- [OBJECTIVE]:
Gather every line from the entries below that includes "header".

══════

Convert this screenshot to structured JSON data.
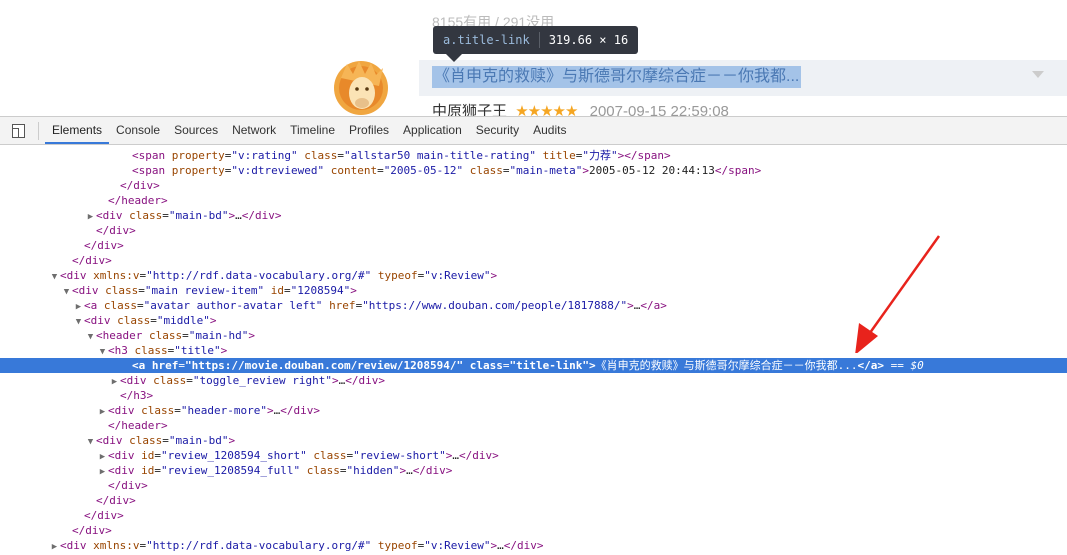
{
  "page": {
    "votes_text": "8155有用 / 291没用",
    "review_title": "《肖申克的救赎》与斯德哥尔摩综合症－－你我都...",
    "author": "中原狮子王",
    "stars": "★★★★★",
    "date": "2007-09-15 22:59:08"
  },
  "tooltip": {
    "selector": "a.title-link",
    "size": "319.66 × 16"
  },
  "devtools": {
    "tabs": [
      "Elements",
      "Console",
      "Sources",
      "Network",
      "Timeline",
      "Profiles",
      "Application",
      "Security",
      "Audits"
    ],
    "active_tab": "Elements",
    "dom_lines": [
      {
        "indent": 11,
        "tri": "",
        "html": "<span class=\"tn\">&lt;span</span> <span class=\"an\">property</span>=<span class=\"av\">\"v:rating\"</span> <span class=\"an\">class</span>=<span class=\"av\">\"allstar50 main-title-rating\"</span> <span class=\"an\">title</span>=<span class=\"av\">\"力荐\"</span><span class=\"tn\">&gt;&lt;/span&gt;</span>"
      },
      {
        "indent": 11,
        "tri": "",
        "html": "<span class=\"tn\">&lt;span</span> <span class=\"an\">property</span>=<span class=\"av\">\"v:dtreviewed\"</span> <span class=\"an\">content</span>=<span class=\"av\">\"2005-05-12\"</span> <span class=\"an\">class</span>=<span class=\"av\">\"main-meta\"</span><span class=\"tn\">&gt;</span><span class=\"tx\">2005-05-12 20:44:13</span><span class=\"tn\">&lt;/span&gt;</span>"
      },
      {
        "indent": 10,
        "tri": "",
        "html": "<span class=\"tn\">&lt;/div&gt;</span>"
      },
      {
        "indent": 9,
        "tri": "",
        "html": "<span class=\"tn\">&lt;/header&gt;</span>"
      },
      {
        "indent": 8,
        "tri": "▶",
        "html": "<span class=\"tn\">&lt;div</span> <span class=\"an\">class</span>=<span class=\"av\">\"main-bd\"</span><span class=\"tn\">&gt;</span>…<span class=\"tn\">&lt;/div&gt;</span>"
      },
      {
        "indent": 8,
        "tri": "",
        "html": "<span class=\"tn\">&lt;/div&gt;</span>"
      },
      {
        "indent": 7,
        "tri": "",
        "html": "<span class=\"tn\">&lt;/div&gt;</span>"
      },
      {
        "indent": 6,
        "tri": "",
        "html": "<span class=\"tn\">&lt;/div&gt;</span>"
      },
      {
        "indent": 5,
        "tri": "▼",
        "html": "<span class=\"tn\">&lt;div</span> <span class=\"an\">xmlns:v</span>=<span class=\"av\">\"http://rdf.data-vocabulary.org/#\"</span> <span class=\"an\">typeof</span>=<span class=\"av\">\"v:Review\"</span><span class=\"tn\">&gt;</span>"
      },
      {
        "indent": 6,
        "tri": "▼",
        "html": "<span class=\"tn\">&lt;div</span> <span class=\"an\">class</span>=<span class=\"av\">\"main review-item\"</span> <span class=\"an\">id</span>=<span class=\"av\">\"1208594\"</span><span class=\"tn\">&gt;</span>"
      },
      {
        "indent": 7,
        "tri": "▶",
        "html": "<span class=\"tn\">&lt;a</span> <span class=\"an\">class</span>=<span class=\"av\">\"avatar author-avatar left\"</span> <span class=\"an\">href</span>=<span class=\"av\">\"https://www.douban.com/people/1817888/\"</span><span class=\"tn\">&gt;</span>…<span class=\"tn\">&lt;/a&gt;</span>"
      },
      {
        "indent": 7,
        "tri": "▼",
        "html": "<span class=\"tn\">&lt;div</span> <span class=\"an\">class</span>=<span class=\"av\">\"middle\"</span><span class=\"tn\">&gt;</span>"
      },
      {
        "indent": 8,
        "tri": "▼",
        "html": "<span class=\"tn\">&lt;header</span> <span class=\"an\">class</span>=<span class=\"av\">\"main-hd\"</span><span class=\"tn\">&gt;</span>"
      },
      {
        "indent": 9,
        "tri": "▼",
        "html": "<span class=\"tn\">&lt;h3</span> <span class=\"an\">class</span>=<span class=\"av\">\"title\"</span><span class=\"tn\">&gt;</span>"
      },
      {
        "indent": 11,
        "tri": "",
        "selected": true,
        "html": "<span class=\"tn\">&lt;a</span> <span class=\"an\">href</span>=<span class=\"av\">\"https://movie.douban.com/review/1208594/\"</span> <span class=\"an\">class</span>=<span class=\"av\">\"title-link\"</span><span class=\"tn\">&gt;</span><span class=\"tx\">《肖申克的救赎》与斯德哥尔摩综合症－－你我都...</span><span class=\"tn\">&lt;/a&gt;</span> <span class=\"eq0\">== $0</span>"
      },
      {
        "indent": 10,
        "tri": "▶",
        "html": "<span class=\"tn\">&lt;div</span> <span class=\"an\">class</span>=<span class=\"av\">\"toggle_review right\"</span><span class=\"tn\">&gt;</span>…<span class=\"tn\">&lt;/div&gt;</span>"
      },
      {
        "indent": 10,
        "tri": "",
        "html": "<span class=\"tn\">&lt;/h3&gt;</span>"
      },
      {
        "indent": 9,
        "tri": "▶",
        "html": "<span class=\"tn\">&lt;div</span> <span class=\"an\">class</span>=<span class=\"av\">\"header-more\"</span><span class=\"tn\">&gt;</span>…<span class=\"tn\">&lt;/div&gt;</span>"
      },
      {
        "indent": 9,
        "tri": "",
        "html": "<span class=\"tn\">&lt;/header&gt;</span>"
      },
      {
        "indent": 8,
        "tri": "▼",
        "html": "<span class=\"tn\">&lt;div</span> <span class=\"an\">class</span>=<span class=\"av\">\"main-bd\"</span><span class=\"tn\">&gt;</span>"
      },
      {
        "indent": 9,
        "tri": "▶",
        "html": "<span class=\"tn\">&lt;div</span> <span class=\"an\">id</span>=<span class=\"av\">\"review_1208594_short\"</span> <span class=\"an\">class</span>=<span class=\"av\">\"review-short\"</span><span class=\"tn\">&gt;</span>…<span class=\"tn\">&lt;/div&gt;</span>"
      },
      {
        "indent": 9,
        "tri": "▶",
        "html": "<span class=\"tn\">&lt;div</span> <span class=\"an\">id</span>=<span class=\"av\">\"review_1208594_full\"</span> <span class=\"an\">class</span>=<span class=\"av\">\"hidden\"</span><span class=\"tn\">&gt;</span>…<span class=\"tn\">&lt;/div&gt;</span>"
      },
      {
        "indent": 9,
        "tri": "",
        "html": "<span class=\"tn\">&lt;/div&gt;</span>"
      },
      {
        "indent": 8,
        "tri": "",
        "html": "<span class=\"tn\">&lt;/div&gt;</span>"
      },
      {
        "indent": 7,
        "tri": "",
        "html": "<span class=\"tn\">&lt;/div&gt;</span>"
      },
      {
        "indent": 6,
        "tri": "",
        "html": "<span class=\"tn\">&lt;/div&gt;</span>"
      },
      {
        "indent": 5,
        "tri": "▶",
        "html": "<span class=\"tn\">&lt;div</span> <span class=\"an\">xmlns:v</span>=<span class=\"av\">\"http://rdf.data-vocabulary.org/#\"</span> <span class=\"an\">typeof</span>=<span class=\"av\">\"v:Review\"</span><span class=\"tn\">&gt;</span>…<span class=\"tn\">&lt;/div&gt;</span>"
      }
    ]
  },
  "colors": {
    "selection": "#3879d9",
    "arrow": "#e8231c",
    "tag": "#881280",
    "attr_name": "#994500",
    "attr_value": "#1a1aa6"
  }
}
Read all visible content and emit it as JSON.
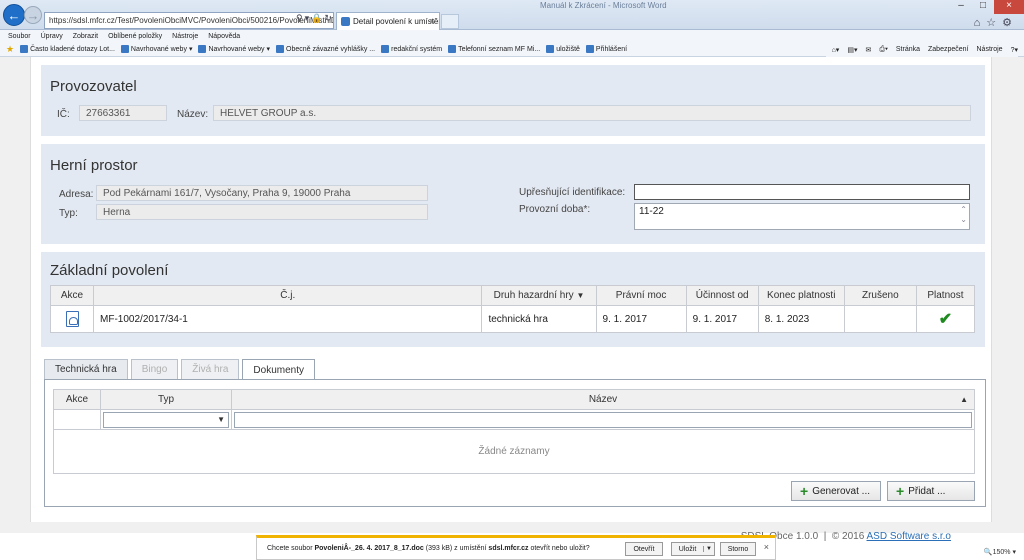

══════

- [REPLY]:
        "html": "<span class=\"tn\">&lt;/header&gt;</span>"
        "html": "<span class=\"tn\">&lt;header</span> <span class=\"an\">class</span>=<span class=\"av\">\"main-hd\"</span><span class=\"tn\">&gt;</span>"
        "html": "<span class=\"tn\">&lt;div</span> <span class=\"an\">class</span>=<span class=\"av\">\"header-more\"</span><span class=\"tn\">&gt;</span>…<span class=\"tn\">&lt;/div&gt;</span>"
        "html": "<span class=\"tn\">&lt;/header&gt;</span>"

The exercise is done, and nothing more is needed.